To do: Return each entry exactly, omitting nothing.

-- start Exercise material --

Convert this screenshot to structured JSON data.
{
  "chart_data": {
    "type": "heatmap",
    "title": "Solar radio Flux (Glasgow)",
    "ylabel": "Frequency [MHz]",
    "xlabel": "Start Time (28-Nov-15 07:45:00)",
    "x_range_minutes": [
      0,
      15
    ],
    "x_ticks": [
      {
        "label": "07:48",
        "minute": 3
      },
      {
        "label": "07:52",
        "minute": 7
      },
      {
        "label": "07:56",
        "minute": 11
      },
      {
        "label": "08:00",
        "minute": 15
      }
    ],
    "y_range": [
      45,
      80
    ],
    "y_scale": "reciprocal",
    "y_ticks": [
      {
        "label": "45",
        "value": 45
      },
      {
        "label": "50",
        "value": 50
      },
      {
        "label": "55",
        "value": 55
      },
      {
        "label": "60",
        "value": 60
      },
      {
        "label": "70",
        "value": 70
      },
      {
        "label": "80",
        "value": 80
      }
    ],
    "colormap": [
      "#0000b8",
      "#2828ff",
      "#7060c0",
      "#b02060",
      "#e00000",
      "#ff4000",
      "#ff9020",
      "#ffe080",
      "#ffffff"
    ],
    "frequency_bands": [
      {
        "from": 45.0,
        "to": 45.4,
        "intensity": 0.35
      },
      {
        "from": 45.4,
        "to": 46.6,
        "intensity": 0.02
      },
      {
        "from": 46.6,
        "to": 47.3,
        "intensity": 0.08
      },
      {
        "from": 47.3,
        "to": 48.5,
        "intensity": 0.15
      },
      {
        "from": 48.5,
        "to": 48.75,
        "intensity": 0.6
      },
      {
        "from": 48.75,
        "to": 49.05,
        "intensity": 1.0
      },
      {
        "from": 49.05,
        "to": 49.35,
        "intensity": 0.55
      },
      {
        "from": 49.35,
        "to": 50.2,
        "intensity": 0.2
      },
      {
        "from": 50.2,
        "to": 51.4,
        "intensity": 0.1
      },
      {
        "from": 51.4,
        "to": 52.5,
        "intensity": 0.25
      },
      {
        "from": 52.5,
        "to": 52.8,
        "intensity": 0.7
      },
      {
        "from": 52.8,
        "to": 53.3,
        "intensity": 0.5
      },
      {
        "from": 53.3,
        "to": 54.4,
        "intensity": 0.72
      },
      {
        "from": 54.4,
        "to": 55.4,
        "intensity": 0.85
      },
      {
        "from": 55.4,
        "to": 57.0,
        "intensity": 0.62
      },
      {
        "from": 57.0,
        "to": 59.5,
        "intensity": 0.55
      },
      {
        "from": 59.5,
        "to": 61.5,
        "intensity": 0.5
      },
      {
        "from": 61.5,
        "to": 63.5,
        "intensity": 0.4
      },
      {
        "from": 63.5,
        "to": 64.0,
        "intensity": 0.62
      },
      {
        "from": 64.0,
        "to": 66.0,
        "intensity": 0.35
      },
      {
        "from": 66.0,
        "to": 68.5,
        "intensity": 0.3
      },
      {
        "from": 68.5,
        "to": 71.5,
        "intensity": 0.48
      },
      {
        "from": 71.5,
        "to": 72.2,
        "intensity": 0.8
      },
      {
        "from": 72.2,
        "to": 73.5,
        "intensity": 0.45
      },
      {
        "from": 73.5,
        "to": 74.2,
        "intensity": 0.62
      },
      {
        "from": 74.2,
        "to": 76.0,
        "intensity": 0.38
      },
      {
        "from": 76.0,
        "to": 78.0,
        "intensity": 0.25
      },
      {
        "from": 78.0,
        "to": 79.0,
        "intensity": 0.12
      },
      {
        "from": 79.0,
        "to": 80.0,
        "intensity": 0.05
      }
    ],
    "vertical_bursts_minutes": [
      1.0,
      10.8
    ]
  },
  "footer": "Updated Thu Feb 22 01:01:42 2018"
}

-- end Exercise material --

Result of the task:
Convert this screenshot to structured JSON data.
{
  "chart_data": {
    "type": "heatmap",
    "title": "Solar radio Flux (Glasgow)",
    "ylabel": "Frequency [MHz]",
    "xlabel": "Start Time (28-Nov-15 07:45:00)",
    "x_range_minutes": [
      0,
      15
    ],
    "x_ticks": [
      {
        "label": "07:48",
        "minute": 3
      },
      {
        "label": "07:52",
        "minute": 7
      },
      {
        "label": "07:56",
        "minute": 11
      },
      {
        "label": "08:00",
        "minute": 15
      }
    ],
    "y_range": [
      45,
      80
    ],
    "y_scale": "reciprocal",
    "y_ticks": [
      {
        "label": "45",
        "value": 45
      },
      {
        "label": "50",
        "value": 50
      },
      {
        "label": "55",
        "value": 55
      },
      {
        "label": "60",
        "value": 60
      },
      {
        "label": "70",
        "value": 70
      },
      {
        "label": "80",
        "value": 80
      }
    ],
    "colormap": [
      "#0000b8",
      "#2828ff",
      "#7060c0",
      "#b02060",
      "#e00000",
      "#ff4000",
      "#ff9020",
      "#ffe080",
      "#ffffff"
    ],
    "frequency_bands": [
      {
        "from": 45.0,
        "to": 45.4,
        "intensity": 0.35
      },
      {
        "from": 45.4,
        "to": 46.6,
        "intensity": 0.02
      },
      {
        "from": 46.6,
        "to": 47.3,
        "intensity": 0.08
      },
      {
        "from": 47.3,
        "to": 48.5,
        "intensity": 0.15
      },
      {
        "from": 48.5,
        "to": 48.75,
        "intensity": 0.6
      },
      {
        "from": 48.75,
        "to": 49.05,
        "intensity": 1.0
      },
      {
        "from": 49.05,
        "to": 49.35,
        "intensity": 0.55
      },
      {
        "from": 49.35,
        "to": 50.2,
        "intensity": 0.2
      },
      {
        "from": 50.2,
        "to": 51.4,
        "intensity": 0.1
      },
      {
        "from": 51.4,
        "to": 52.5,
        "intensity": 0.25
      },
      {
        "from": 52.5,
        "to": 52.8,
        "intensity": 0.7
      },
      {
        "from": 52.8,
        "to": 53.3,
        "intensity": 0.5
      },
      {
        "from": 53.3,
        "to": 54.4,
        "intensity": 0.72
      },
      {
        "from": 54.4,
        "to": 55.4,
        "intensity": 0.85
      },
      {
        "from": 55.4,
        "to": 57.0,
        "intensity": 0.62
      },
      {
        "from": 57.0,
        "to": 59.5,
        "intensity": 0.55
      },
      {
        "from": 59.5,
        "to": 61.5,
        "intensity": 0.5
      },
      {
        "from": 61.5,
        "to": 63.5,
        "intensity": 0.4
      },
      {
        "from": 63.5,
        "to": 64.0,
        "intensity": 0.62
      },
      {
        "from": 64.0,
        "to": 66.0,
        "intensity": 0.35
      },
      {
        "from": 66.0,
        "to": 68.5,
        "intensity": 0.3
      },
      {
        "from": 68.5,
        "to": 71.5,
        "intensity": 0.48
      },
      {
        "from": 71.5,
        "to": 72.2,
        "intensity": 0.8
      },
      {
        "from": 72.2,
        "to": 73.5,
        "intensity": 0.45
      },
      {
        "from": 73.5,
        "to": 74.2,
        "intensity": 0.62
      },
      {
        "from": 74.2,
        "to": 76.0,
        "intensity": 0.38
      },
      {
        "from": 76.0,
        "to": 78.0,
        "intensity": 0.25
      },
      {
        "from": 78.0,
        "to": 79.0,
        "intensity": 0.12
      },
      {
        "from": 79.0,
        "to": 80.0,
        "intensity": 0.05
      }
    ],
    "vertical_bursts_minutes": [
      1.0,
      10.8
    ]
  },
  "footer": "Updated Thu Feb 22 01:01:42 2018"
}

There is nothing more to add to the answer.